● MATERIAL SUPPLIED
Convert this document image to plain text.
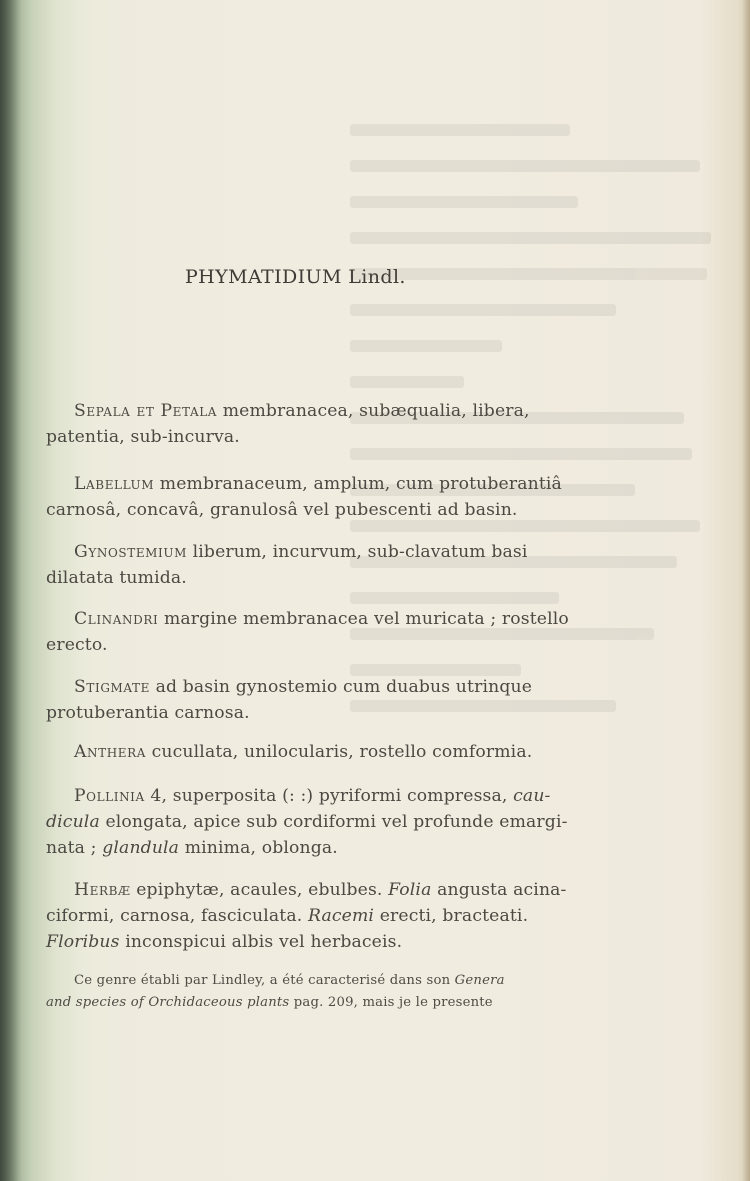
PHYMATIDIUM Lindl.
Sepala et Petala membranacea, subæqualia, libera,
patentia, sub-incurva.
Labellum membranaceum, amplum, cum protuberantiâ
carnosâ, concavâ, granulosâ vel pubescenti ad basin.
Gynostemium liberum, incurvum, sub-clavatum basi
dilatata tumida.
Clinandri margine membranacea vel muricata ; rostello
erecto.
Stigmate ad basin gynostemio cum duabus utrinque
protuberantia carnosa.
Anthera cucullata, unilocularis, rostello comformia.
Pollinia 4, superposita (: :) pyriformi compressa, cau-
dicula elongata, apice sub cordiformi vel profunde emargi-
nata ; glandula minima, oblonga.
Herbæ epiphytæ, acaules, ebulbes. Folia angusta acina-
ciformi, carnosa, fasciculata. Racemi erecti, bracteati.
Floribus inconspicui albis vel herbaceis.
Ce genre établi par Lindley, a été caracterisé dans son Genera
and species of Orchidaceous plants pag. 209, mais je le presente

● EXERCISE DIRECTIONS
Nothing in the entries should change as you copy them, except that the pictures are left out.

● FULL RESPONSE
Convert this document image to plain text.
PHYMATIDIUM Lindl.
Sepala et Petala membranacea, subæqualia, libera,
patentia, sub-incurva.
Labellum membranaceum, amplum, cum protuberantiâ
carnosâ, concavâ, granulosâ vel pubescenti ad basin.
Gynostemium liberum, incurvum, sub-clavatum basi
dilatata tumida.
Clinandri margine membranacea vel muricata ; rostello
erecto.
Stigmate ad basin gynostemio cum duabus utrinque
protuberantia carnosa.
Anthera cucullata, unilocularis, rostello comformia.
Pollinia 4, superposita (: :) pyriformi compressa, cau-
dicula elongata, apice sub cordiformi vel profunde emargi-
nata ; glandula minima, oblonga.
Herbæ epiphytæ, acaules, ebulbes. Folia angusta acina-
ciformi, carnosa, fasciculata. Racemi erecti, bracteati.
Floribus inconspicui albis vel herbaceis.
Ce genre établi par Lindley, a été caracterisé dans son Genera
and species of Orchidaceous plants pag. 209, mais je le presente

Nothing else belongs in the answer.